▼

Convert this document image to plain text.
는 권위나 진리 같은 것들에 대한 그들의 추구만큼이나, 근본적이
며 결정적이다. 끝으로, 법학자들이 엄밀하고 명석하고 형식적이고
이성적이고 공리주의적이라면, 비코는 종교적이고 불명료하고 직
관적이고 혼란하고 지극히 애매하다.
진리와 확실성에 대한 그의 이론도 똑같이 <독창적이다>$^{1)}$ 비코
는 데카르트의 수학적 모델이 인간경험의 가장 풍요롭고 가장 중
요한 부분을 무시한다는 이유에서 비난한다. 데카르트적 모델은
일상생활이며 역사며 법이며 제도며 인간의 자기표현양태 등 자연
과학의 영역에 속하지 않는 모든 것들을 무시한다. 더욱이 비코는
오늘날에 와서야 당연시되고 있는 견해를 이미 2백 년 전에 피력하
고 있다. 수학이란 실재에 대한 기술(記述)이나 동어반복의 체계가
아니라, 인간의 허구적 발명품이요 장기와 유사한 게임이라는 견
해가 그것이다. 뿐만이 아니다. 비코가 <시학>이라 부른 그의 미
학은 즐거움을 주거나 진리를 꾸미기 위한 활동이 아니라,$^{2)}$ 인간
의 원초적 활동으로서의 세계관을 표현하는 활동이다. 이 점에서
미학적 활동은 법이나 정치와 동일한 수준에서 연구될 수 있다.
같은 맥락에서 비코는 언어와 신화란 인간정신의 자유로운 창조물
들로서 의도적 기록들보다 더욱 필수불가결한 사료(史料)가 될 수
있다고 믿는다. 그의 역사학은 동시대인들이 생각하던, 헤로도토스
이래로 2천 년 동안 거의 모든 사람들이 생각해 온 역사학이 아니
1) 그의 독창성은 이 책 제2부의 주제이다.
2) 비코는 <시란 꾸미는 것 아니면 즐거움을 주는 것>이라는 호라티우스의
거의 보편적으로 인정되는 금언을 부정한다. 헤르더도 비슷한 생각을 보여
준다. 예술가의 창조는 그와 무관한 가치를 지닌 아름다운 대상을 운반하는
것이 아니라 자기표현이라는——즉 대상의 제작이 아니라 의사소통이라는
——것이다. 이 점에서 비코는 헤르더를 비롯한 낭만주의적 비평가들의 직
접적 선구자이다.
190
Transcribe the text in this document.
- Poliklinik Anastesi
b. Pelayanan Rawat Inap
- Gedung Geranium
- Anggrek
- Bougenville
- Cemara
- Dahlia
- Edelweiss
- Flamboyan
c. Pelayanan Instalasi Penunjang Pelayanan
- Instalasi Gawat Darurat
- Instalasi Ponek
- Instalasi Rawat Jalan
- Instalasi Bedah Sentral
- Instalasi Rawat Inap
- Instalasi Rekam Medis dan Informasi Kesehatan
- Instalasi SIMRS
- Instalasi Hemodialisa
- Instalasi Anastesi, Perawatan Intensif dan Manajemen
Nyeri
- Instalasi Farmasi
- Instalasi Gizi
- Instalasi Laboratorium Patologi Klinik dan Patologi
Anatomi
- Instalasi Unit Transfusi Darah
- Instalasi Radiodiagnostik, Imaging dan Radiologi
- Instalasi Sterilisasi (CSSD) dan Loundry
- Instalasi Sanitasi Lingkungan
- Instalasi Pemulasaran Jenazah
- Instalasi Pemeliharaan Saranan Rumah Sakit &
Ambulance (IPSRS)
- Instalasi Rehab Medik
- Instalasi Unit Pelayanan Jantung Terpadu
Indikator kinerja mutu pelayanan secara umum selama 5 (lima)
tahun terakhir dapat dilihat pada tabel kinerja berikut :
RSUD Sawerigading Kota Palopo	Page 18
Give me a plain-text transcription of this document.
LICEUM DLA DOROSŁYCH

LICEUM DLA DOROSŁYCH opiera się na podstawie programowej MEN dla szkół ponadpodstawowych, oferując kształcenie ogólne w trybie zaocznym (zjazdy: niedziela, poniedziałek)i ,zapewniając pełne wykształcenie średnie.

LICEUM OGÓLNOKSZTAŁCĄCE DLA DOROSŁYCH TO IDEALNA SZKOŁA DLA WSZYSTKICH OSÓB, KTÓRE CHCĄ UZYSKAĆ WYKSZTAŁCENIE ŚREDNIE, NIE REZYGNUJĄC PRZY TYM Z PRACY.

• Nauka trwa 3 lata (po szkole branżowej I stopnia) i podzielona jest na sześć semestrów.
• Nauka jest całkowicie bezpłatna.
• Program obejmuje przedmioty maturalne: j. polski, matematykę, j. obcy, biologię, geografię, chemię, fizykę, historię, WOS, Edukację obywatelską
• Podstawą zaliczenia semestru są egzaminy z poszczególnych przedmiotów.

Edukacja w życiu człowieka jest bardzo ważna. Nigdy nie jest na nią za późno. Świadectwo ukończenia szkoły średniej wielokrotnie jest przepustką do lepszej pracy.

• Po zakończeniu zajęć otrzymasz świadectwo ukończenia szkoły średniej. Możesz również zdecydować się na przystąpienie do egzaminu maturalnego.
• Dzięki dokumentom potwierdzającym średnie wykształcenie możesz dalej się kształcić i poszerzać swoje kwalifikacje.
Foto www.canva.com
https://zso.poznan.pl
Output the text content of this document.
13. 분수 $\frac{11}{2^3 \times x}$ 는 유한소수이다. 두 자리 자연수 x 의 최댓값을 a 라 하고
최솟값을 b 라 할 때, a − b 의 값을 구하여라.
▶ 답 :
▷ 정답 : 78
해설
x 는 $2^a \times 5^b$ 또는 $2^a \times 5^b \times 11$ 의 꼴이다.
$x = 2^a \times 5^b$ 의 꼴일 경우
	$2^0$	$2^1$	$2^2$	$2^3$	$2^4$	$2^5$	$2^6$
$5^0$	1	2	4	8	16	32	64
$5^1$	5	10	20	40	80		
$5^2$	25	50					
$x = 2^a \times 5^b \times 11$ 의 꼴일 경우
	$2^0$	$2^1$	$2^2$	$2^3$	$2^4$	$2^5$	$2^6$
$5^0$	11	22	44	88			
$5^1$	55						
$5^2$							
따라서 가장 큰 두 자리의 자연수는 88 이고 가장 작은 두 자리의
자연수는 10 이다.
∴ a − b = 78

▲

# Aim
From the entries above, pull out each line that includes "Inap".

# Answer to the exercise
b. Pelayanan Rawat Inap
- Instalasi Rawat Inap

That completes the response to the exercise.